─── Data entries

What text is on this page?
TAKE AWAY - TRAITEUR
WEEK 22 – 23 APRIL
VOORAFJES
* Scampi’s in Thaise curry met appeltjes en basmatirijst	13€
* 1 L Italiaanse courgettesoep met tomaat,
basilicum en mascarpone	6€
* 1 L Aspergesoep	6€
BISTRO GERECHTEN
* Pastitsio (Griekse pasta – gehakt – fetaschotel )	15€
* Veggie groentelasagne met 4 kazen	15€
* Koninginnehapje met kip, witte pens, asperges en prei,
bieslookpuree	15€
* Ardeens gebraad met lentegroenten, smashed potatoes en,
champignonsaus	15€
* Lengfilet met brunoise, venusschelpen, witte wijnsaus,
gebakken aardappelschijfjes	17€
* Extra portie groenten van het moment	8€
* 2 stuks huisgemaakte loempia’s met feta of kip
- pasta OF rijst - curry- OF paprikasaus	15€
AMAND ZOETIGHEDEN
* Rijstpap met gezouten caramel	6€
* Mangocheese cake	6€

──────

# Your task
Reproduce the data, keeping every line exactly the same.

# Response to this exercise
What text is on this page?
TAKE AWAY - TRAITEUR
WEEK 22 – 23 APRIL
VOORAFJES
* Scampi’s in Thaise curry met appeltjes en basmatirijst	13€
* 1 L Italiaanse courgettesoep met tomaat,
basilicum en mascarpone	6€
* 1 L Aspergesoep	6€
BISTRO GERECHTEN
* Pastitsio (Griekse pasta – gehakt – fetaschotel )	15€
* Veggie groentelasagne met 4 kazen	15€
* Koninginnehapje met kip, witte pens, asperges en prei,
bieslookpuree	15€
* Ardeens gebraad met lentegroenten, smashed potatoes en,
champignonsaus	15€
* Lengfilet met brunoise, venusschelpen, witte wijnsaus,
gebakken aardappelschijfjes	17€
* Extra portie groenten van het moment	8€
* 2 stuks huisgemaakte loempia’s met feta of kip
- pasta OF rijst - curry- OF paprikasaus	15€
AMAND ZOETIGHEDEN
* Rijstpap met gezouten caramel	6€
* Mangocheese cake	6€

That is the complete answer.